* **Stated goal**: Copy every line in the records below that contains the word "AMIP".

START Extracted information

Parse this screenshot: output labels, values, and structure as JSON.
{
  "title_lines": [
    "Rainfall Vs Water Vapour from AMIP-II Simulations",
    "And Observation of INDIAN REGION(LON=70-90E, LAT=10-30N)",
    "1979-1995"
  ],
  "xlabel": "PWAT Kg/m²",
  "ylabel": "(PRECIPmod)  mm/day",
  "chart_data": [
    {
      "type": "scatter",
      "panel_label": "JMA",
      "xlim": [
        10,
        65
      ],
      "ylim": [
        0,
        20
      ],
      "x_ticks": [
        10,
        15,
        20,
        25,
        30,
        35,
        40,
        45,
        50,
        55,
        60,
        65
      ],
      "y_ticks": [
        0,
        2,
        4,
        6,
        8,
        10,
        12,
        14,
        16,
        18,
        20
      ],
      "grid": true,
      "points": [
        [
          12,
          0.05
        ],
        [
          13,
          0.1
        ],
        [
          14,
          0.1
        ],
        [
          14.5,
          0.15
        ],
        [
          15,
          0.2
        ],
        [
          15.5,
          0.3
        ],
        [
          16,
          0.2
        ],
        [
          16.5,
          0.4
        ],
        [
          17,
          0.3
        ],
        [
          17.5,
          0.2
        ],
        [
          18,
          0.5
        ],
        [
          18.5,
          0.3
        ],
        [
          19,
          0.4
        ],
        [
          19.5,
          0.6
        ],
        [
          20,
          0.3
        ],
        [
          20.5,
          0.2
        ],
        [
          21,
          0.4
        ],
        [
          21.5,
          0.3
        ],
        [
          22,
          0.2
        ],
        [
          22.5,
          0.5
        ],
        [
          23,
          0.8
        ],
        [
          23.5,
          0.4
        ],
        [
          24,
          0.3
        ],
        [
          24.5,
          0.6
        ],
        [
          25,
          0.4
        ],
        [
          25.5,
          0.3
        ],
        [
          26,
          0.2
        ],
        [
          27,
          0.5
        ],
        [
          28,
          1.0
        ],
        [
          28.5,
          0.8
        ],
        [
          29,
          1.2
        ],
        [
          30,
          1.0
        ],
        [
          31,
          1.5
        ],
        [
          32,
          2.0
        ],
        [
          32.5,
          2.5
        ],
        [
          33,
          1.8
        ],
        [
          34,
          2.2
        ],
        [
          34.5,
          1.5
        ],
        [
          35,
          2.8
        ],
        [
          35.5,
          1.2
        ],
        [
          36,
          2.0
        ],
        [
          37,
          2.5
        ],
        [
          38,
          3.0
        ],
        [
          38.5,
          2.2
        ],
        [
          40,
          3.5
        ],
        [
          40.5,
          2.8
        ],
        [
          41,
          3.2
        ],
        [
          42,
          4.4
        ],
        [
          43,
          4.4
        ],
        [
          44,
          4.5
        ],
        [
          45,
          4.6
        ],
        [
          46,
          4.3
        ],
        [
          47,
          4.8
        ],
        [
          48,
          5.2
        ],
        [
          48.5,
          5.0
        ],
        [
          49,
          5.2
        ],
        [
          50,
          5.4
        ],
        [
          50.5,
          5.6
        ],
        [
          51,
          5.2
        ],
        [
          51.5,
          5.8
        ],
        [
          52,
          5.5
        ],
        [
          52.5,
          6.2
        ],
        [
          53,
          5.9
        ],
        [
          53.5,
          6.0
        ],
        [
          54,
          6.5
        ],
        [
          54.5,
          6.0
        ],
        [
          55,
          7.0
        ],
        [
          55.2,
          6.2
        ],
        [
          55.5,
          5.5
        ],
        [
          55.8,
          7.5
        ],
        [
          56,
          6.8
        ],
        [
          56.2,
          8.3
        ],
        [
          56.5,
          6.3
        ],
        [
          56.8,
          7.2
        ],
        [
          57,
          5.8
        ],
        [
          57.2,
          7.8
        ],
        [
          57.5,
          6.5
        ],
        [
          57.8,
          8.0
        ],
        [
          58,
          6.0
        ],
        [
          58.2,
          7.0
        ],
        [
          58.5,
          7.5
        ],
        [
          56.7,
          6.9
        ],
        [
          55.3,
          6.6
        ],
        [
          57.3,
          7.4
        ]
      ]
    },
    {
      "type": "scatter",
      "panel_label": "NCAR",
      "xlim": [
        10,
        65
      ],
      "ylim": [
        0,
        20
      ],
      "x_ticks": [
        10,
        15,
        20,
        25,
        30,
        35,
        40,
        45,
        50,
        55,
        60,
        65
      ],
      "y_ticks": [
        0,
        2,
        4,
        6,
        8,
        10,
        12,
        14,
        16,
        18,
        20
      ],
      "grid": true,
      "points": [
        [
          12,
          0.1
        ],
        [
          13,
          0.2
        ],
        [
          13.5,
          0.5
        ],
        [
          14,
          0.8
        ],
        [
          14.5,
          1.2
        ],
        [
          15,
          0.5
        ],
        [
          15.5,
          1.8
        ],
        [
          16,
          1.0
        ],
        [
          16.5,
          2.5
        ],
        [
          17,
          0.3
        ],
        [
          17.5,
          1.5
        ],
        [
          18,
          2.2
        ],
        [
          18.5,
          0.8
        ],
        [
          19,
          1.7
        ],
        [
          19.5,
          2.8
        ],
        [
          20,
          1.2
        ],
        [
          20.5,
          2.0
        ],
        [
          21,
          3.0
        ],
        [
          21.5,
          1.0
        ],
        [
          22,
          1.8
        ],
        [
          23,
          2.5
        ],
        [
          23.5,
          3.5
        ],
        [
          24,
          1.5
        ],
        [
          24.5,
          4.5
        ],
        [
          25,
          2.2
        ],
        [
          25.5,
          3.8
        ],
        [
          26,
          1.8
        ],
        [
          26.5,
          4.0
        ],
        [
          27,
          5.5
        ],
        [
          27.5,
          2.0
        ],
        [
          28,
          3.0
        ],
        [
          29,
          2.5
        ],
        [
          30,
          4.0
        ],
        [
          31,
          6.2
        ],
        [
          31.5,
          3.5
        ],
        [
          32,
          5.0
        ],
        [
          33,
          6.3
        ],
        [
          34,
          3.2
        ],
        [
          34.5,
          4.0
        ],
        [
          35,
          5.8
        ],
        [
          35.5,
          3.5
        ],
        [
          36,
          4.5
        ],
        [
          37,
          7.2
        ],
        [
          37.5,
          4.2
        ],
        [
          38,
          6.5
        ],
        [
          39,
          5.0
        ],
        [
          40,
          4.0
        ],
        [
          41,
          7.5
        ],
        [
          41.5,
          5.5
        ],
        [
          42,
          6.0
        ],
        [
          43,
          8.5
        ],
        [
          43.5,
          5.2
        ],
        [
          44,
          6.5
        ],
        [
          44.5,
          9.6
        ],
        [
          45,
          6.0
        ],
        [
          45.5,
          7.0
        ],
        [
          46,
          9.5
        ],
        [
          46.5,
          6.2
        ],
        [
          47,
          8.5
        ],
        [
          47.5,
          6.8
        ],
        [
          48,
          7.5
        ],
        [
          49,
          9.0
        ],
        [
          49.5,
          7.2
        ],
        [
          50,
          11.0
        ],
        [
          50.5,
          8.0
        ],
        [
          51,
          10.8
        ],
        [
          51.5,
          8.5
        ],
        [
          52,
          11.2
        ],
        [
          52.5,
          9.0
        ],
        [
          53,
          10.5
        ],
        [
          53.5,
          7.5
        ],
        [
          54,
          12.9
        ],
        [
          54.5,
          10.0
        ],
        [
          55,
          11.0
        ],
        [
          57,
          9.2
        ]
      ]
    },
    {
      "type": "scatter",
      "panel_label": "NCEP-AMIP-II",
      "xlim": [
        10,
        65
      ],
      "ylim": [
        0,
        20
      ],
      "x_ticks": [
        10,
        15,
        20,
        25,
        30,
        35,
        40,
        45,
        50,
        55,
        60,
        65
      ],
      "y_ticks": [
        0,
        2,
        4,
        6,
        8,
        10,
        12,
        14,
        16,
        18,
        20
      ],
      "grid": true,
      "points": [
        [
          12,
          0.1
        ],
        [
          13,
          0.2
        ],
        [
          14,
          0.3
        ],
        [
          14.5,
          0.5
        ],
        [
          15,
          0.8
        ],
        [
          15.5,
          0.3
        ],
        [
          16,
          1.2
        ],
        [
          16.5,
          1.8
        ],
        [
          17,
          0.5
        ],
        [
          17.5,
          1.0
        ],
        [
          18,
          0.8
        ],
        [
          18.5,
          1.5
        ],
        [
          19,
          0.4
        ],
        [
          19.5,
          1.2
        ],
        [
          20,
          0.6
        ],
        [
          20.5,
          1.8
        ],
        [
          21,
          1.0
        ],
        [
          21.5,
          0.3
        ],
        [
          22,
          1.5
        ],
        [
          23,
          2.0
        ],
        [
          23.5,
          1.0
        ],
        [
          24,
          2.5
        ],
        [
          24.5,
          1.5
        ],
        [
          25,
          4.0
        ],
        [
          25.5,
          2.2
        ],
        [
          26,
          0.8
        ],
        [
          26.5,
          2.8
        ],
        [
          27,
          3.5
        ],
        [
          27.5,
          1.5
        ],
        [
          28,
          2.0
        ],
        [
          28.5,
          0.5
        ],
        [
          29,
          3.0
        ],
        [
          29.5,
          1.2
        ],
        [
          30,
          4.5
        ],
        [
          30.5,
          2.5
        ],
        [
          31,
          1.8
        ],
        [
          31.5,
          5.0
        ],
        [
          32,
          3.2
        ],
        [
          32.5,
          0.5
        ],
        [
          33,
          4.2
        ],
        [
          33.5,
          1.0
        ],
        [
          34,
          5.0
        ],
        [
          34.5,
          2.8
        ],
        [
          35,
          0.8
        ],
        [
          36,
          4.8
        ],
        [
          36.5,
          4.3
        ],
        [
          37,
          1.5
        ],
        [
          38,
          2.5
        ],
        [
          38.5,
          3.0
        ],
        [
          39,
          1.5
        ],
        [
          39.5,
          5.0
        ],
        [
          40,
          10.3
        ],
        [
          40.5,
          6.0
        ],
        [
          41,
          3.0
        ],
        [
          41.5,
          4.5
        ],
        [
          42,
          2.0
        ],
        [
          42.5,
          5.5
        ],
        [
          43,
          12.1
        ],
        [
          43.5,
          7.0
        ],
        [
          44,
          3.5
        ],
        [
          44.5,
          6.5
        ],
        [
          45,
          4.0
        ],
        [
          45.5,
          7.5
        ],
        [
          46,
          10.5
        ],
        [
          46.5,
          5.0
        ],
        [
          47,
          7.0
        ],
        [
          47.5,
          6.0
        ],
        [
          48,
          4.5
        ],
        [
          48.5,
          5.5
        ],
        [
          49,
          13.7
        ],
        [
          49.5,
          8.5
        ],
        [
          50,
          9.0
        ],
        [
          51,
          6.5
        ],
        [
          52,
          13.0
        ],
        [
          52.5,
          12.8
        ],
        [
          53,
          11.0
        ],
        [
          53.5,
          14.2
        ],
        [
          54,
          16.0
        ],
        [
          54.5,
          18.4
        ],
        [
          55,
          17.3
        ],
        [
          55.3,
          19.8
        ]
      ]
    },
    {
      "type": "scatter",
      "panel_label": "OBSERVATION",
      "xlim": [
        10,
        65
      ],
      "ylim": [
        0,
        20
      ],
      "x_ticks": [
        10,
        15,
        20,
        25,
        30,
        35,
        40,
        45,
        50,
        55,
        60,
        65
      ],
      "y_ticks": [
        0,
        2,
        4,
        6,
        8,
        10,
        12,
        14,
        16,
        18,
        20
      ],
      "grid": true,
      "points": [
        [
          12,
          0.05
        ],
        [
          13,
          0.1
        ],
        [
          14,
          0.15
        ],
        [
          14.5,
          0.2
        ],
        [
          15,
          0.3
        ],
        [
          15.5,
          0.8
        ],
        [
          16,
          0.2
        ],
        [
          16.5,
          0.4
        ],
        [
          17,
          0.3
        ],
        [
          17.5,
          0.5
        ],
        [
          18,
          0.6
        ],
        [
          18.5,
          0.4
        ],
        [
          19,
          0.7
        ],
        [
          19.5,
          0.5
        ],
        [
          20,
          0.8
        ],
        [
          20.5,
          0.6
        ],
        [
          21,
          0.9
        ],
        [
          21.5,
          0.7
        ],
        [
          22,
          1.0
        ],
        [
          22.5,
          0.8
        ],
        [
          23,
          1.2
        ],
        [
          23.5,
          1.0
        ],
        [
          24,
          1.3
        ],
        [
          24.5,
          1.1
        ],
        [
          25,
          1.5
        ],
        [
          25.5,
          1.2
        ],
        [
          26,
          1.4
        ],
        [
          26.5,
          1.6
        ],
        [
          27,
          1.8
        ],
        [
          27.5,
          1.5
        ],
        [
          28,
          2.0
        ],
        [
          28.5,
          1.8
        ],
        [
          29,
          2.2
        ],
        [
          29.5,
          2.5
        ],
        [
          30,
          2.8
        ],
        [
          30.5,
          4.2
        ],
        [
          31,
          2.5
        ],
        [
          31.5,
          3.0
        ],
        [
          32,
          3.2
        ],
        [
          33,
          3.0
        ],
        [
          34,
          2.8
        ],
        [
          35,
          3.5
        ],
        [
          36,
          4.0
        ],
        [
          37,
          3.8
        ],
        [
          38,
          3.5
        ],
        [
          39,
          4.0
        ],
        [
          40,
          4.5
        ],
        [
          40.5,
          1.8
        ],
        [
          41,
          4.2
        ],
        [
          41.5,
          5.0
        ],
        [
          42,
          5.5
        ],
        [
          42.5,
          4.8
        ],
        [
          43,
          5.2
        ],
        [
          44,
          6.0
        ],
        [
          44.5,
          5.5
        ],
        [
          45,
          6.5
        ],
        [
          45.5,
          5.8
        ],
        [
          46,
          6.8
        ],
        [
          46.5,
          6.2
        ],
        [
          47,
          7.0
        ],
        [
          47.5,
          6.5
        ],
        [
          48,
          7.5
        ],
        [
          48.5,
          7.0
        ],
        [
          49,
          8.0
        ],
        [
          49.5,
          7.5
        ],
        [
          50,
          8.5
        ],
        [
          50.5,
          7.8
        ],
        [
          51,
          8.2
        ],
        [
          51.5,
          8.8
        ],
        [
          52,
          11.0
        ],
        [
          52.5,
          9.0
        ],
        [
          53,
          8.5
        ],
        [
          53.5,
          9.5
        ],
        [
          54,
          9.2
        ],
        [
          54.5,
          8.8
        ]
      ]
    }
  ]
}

END Extracted information

* **Answer for this exercise**:
    "Rainfall Vs Water Vapour from AMIP-II Simulations",
      "panel_label": "NCEP-AMIP-II",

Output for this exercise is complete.